* Task to complete *
Report the number of lines in these entries that contain "Thread를". Write only the number.

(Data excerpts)
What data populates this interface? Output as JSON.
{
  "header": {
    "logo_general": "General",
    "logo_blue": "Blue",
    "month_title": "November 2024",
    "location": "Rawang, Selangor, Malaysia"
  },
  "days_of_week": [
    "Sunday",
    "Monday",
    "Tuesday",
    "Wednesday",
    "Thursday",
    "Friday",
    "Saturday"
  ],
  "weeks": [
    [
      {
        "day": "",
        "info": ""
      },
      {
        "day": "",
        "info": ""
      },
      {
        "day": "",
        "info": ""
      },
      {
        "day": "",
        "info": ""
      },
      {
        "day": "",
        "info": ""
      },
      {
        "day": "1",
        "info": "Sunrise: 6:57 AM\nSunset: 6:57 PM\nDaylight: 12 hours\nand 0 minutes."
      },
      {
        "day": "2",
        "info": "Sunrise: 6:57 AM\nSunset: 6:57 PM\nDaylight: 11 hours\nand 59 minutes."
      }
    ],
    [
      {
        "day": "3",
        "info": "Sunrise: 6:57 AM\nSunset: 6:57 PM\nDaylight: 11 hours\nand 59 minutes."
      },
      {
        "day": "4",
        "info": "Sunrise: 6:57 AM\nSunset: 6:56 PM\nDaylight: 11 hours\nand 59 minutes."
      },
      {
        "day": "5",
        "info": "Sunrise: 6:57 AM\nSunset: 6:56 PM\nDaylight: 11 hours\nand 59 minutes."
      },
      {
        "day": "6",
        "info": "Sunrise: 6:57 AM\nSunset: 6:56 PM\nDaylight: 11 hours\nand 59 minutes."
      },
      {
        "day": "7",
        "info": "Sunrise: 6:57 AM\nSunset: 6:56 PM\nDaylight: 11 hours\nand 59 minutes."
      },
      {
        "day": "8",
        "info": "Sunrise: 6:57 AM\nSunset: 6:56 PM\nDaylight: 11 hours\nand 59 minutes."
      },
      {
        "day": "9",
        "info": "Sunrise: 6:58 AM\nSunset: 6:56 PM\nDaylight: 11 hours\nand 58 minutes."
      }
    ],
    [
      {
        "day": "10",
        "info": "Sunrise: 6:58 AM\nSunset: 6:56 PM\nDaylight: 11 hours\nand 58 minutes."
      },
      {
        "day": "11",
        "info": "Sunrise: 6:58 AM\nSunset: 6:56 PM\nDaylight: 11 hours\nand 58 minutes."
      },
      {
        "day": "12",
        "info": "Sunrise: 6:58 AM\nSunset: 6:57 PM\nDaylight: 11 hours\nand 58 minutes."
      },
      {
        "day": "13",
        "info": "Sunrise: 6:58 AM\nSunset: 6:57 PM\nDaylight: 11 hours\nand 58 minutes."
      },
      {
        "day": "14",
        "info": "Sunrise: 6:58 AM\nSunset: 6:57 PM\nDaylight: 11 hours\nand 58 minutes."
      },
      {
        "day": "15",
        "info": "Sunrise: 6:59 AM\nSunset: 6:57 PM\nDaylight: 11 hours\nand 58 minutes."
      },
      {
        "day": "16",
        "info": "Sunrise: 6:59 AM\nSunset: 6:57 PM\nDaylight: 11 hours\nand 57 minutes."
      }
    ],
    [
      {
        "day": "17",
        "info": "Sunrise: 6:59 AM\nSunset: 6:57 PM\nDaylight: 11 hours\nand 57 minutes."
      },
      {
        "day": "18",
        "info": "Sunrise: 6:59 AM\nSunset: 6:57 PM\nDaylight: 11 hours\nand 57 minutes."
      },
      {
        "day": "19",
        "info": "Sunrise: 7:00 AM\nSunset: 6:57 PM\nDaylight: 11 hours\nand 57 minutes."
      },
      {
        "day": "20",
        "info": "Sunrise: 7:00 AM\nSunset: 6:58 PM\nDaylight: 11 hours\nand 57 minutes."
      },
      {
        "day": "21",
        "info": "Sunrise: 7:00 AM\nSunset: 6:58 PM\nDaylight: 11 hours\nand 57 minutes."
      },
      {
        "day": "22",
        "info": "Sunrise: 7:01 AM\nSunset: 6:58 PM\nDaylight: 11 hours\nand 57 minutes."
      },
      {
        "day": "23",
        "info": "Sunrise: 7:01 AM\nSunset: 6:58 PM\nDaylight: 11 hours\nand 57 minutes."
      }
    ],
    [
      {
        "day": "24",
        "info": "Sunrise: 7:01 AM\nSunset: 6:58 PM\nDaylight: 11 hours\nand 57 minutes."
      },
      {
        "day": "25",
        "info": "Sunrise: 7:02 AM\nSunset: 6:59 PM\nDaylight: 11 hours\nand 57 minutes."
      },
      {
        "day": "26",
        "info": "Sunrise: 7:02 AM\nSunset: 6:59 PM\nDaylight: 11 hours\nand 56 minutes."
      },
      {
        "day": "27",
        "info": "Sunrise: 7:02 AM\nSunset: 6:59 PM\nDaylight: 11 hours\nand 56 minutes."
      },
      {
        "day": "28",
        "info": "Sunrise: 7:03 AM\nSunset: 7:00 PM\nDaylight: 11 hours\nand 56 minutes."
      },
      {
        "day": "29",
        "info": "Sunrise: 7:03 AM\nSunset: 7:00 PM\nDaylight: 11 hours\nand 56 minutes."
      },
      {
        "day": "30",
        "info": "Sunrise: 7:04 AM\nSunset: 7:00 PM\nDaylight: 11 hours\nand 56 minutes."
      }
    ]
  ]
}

* * *

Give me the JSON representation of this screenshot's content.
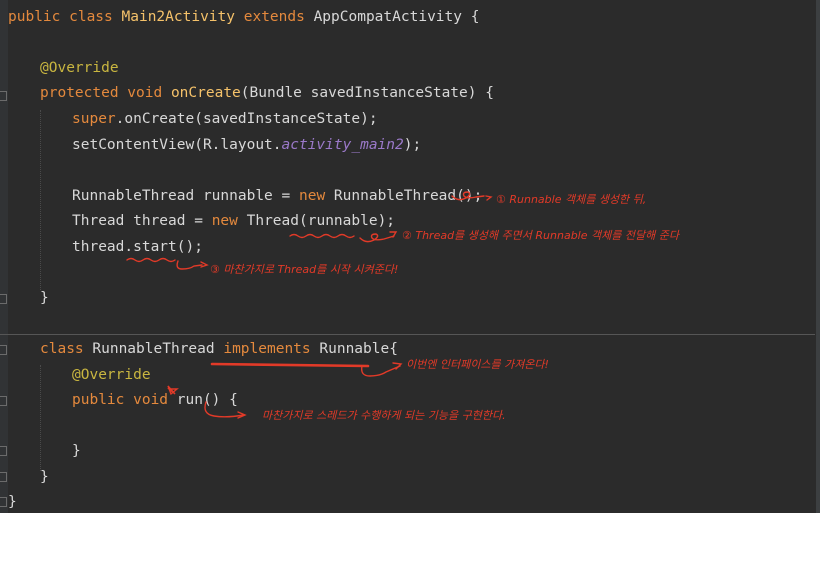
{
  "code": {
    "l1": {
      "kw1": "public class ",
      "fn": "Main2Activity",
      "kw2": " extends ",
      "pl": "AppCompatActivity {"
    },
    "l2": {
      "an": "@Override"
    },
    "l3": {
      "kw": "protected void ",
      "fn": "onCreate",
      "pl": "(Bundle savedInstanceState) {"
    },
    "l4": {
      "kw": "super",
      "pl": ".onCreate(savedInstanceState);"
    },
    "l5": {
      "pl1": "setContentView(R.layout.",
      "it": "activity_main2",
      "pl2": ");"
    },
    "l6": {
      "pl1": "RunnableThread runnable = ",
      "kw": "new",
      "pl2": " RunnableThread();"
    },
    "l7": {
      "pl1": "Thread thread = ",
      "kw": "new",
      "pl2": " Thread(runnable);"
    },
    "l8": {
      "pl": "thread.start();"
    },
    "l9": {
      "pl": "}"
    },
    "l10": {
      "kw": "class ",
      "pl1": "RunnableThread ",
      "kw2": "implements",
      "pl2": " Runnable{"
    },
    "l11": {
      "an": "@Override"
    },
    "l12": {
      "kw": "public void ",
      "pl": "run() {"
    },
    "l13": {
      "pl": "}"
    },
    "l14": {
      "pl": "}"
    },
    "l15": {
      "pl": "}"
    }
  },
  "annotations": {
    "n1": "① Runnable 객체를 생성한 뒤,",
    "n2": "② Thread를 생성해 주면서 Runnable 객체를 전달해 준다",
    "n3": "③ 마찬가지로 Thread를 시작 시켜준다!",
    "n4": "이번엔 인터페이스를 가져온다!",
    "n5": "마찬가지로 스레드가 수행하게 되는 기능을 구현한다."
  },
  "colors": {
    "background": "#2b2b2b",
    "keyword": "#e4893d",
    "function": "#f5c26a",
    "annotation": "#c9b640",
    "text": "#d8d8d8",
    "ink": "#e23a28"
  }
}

* Solution for this problem *
2